→ EXERCISE INSTRUCTIONS: For the material that follows, list every line containing the word "Итого".

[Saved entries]
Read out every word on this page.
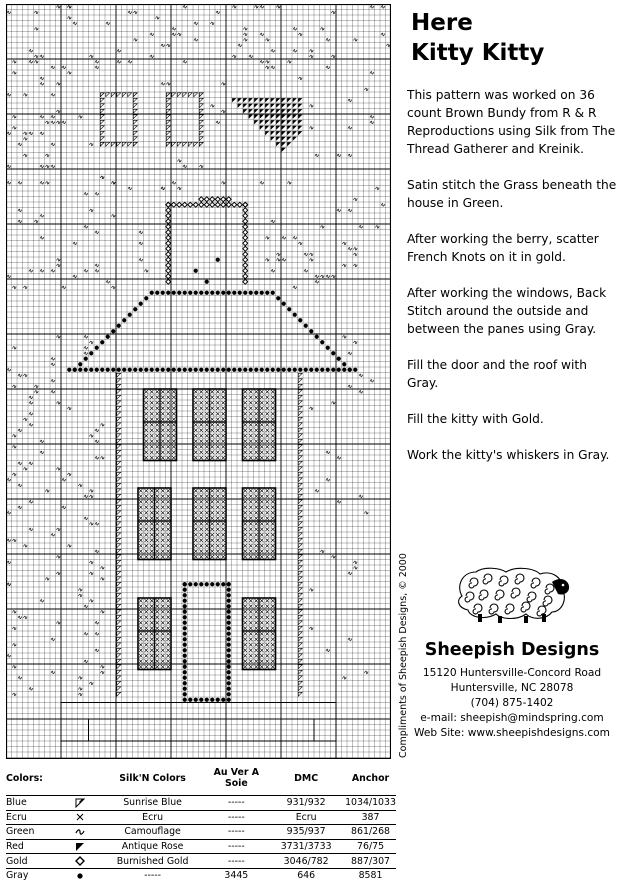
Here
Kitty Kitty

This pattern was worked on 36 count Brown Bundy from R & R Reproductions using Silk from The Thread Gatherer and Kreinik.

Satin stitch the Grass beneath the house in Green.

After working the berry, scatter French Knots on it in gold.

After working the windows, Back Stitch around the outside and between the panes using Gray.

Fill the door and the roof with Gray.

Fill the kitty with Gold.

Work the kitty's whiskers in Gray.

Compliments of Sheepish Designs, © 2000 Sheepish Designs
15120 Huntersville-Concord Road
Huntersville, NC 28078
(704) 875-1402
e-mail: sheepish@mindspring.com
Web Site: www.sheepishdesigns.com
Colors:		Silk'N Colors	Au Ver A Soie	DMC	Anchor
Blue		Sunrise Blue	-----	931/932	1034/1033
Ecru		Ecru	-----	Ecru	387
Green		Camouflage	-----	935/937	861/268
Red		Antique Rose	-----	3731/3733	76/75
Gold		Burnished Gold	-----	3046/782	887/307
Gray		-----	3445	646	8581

==

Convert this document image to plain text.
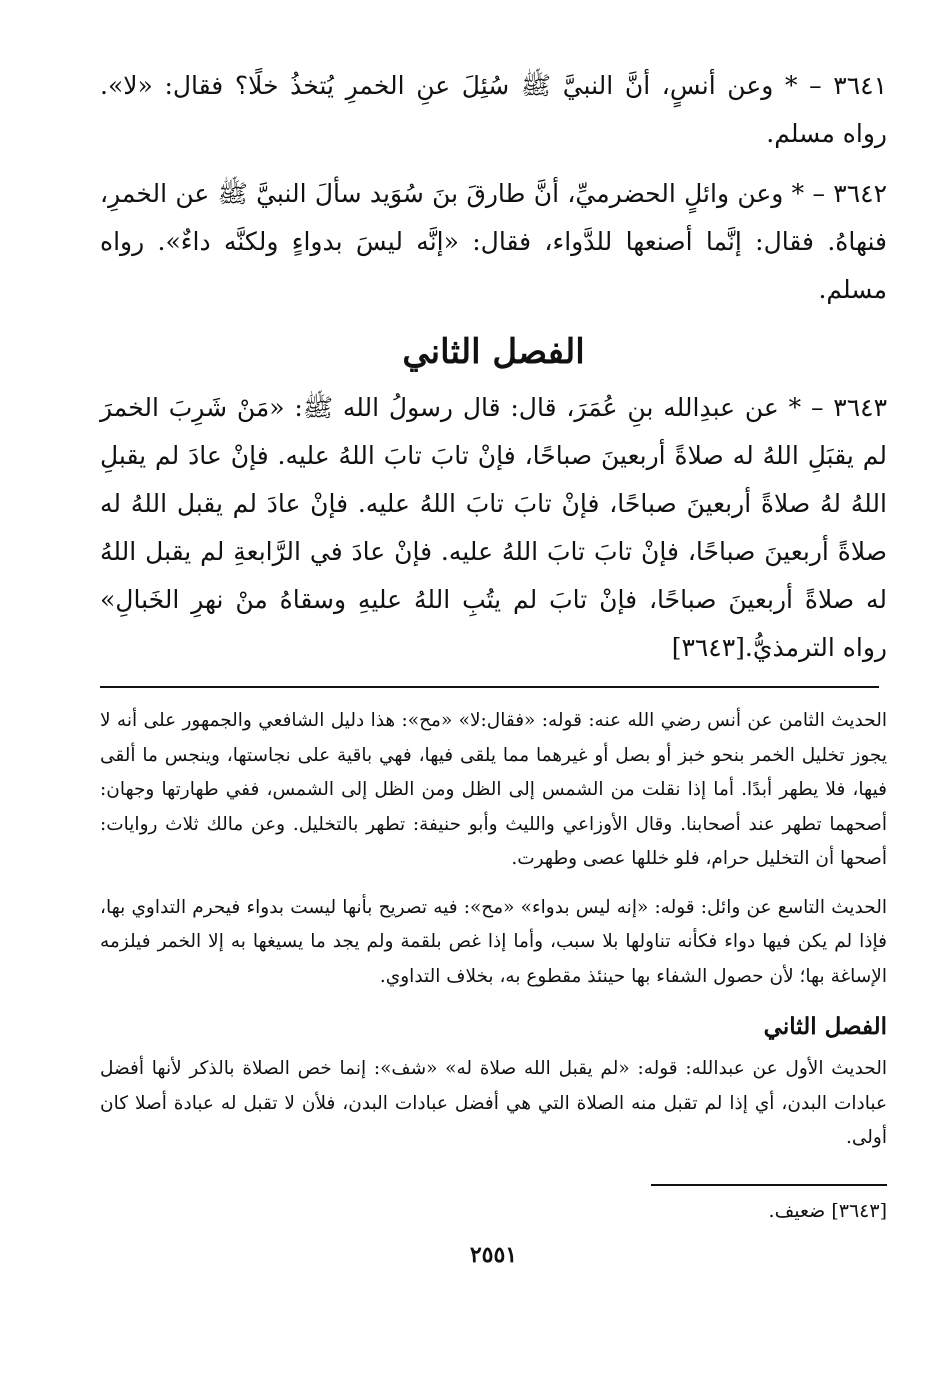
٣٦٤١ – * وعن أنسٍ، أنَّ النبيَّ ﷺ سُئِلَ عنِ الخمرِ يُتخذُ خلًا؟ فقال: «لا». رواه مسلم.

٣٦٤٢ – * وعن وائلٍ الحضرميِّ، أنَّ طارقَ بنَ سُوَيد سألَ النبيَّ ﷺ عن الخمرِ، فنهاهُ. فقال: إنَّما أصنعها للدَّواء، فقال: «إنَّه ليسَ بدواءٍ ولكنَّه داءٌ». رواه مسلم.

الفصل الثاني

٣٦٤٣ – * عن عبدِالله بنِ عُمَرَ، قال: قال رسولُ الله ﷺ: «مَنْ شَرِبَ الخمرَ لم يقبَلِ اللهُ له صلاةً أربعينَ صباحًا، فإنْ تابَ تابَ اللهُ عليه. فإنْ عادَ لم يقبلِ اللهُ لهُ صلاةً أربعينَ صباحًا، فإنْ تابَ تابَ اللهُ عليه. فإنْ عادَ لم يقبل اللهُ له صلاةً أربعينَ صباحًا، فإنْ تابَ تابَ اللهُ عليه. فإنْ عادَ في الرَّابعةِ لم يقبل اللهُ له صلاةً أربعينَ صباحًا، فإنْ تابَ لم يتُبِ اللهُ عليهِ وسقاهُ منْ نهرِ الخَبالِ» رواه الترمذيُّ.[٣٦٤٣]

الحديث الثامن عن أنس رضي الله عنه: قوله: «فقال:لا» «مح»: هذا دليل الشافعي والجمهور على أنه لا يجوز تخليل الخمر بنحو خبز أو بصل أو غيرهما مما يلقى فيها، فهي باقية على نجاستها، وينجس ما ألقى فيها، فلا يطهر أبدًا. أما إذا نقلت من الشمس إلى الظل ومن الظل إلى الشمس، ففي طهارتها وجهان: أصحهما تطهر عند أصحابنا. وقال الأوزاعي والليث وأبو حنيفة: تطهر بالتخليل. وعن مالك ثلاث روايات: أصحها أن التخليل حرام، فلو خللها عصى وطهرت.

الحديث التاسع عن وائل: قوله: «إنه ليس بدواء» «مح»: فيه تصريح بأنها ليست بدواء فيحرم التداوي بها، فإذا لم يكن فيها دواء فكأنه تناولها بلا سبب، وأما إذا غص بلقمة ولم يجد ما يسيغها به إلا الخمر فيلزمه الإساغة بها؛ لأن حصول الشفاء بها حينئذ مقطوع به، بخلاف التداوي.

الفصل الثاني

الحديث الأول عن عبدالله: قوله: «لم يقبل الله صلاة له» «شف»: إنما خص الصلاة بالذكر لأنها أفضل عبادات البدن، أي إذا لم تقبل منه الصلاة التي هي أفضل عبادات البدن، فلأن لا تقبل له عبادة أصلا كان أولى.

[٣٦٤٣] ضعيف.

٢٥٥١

==

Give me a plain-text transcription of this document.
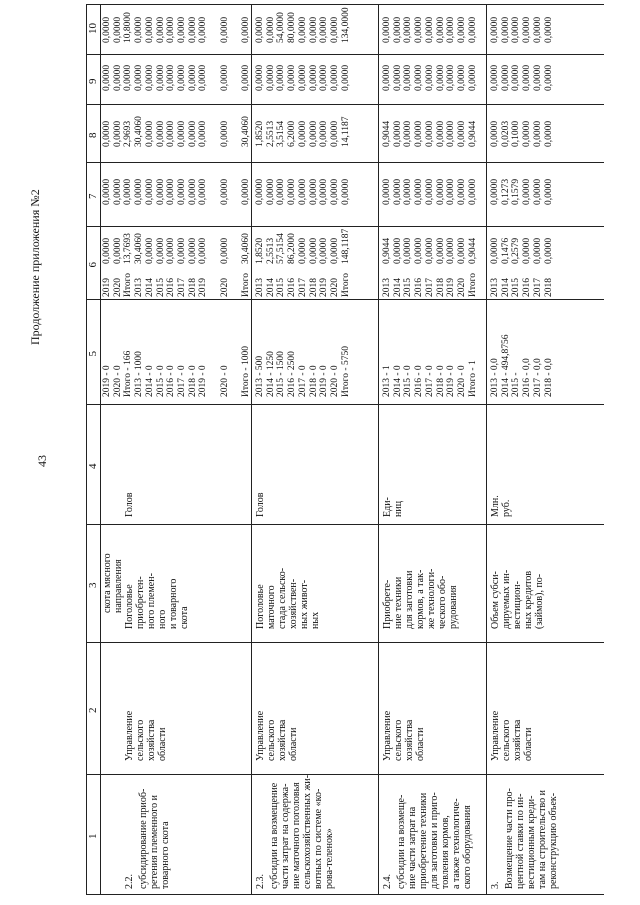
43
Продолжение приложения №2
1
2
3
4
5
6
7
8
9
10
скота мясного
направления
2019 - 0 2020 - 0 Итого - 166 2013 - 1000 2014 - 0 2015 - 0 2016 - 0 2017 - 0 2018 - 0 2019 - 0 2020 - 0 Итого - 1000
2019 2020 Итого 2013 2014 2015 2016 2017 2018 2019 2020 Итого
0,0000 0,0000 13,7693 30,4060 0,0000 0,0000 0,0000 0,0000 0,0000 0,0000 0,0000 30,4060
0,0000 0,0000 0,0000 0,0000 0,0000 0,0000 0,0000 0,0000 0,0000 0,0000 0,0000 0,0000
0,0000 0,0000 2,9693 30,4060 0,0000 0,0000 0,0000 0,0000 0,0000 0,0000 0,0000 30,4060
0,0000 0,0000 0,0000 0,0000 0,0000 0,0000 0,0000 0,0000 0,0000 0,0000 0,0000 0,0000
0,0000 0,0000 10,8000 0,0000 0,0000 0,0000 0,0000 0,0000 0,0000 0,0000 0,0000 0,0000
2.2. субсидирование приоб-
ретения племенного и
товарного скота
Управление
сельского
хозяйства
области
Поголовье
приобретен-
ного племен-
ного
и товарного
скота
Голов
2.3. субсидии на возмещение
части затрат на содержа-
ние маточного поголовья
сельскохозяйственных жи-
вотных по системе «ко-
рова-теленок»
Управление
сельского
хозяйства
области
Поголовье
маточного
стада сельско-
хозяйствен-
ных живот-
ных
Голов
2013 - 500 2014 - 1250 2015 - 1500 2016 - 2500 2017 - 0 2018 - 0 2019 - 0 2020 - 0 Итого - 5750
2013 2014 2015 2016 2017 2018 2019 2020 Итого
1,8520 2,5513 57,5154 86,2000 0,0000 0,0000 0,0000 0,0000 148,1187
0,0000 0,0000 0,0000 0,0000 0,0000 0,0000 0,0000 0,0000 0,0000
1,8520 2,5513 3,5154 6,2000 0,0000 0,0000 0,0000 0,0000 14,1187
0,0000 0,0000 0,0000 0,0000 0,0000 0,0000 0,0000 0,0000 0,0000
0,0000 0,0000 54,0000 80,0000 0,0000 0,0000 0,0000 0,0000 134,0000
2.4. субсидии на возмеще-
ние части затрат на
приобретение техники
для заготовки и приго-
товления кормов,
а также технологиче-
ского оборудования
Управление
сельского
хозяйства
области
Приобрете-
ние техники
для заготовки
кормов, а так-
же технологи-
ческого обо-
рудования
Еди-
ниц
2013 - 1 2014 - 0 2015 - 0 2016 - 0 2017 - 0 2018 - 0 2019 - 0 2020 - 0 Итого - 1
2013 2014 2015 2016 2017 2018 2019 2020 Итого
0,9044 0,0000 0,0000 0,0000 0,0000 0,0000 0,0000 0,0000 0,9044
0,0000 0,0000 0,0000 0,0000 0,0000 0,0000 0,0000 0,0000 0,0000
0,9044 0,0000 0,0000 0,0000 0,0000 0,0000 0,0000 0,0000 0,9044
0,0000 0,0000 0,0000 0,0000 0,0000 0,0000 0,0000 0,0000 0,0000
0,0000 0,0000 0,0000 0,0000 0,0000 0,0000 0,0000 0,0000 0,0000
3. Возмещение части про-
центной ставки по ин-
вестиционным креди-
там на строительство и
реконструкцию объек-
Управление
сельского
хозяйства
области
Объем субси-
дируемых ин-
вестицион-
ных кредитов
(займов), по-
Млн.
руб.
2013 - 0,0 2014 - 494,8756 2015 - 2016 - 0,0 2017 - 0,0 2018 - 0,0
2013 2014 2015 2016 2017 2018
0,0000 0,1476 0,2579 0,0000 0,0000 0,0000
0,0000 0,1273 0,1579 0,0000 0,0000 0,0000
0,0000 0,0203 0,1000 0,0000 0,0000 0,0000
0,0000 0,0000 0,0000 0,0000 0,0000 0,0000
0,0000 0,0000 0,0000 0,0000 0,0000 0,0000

→ REPLY TO THE EXERCISE:
2019 - 0 2020 - 0 Итого - 166 2013 - 1000 2014 - 0 2015 - 0 2016 - 0 2017 - 0 2018 - 0 2019 - 0 2020 - 0 Итого - 1000
2019 2020 Итого 2013 2014 2015 2016 2017 2018 2019 2020 Итого
2013 - 500 2014 - 1250 2015 - 1500 2016 - 2500 2017 - 0 2018 - 0 2019 - 0 2020 - 0 Итого - 5750
2013 2014 2015 2016 2017 2018 2019 2020 Итого
2013 - 1 2014 - 0 2015 - 0 2016 - 0 2017 - 0 2018 - 0 2019 - 0 2020 - 0 Итого - 1
2013 2014 2015 2016 2017 2018 2019 2020 Итого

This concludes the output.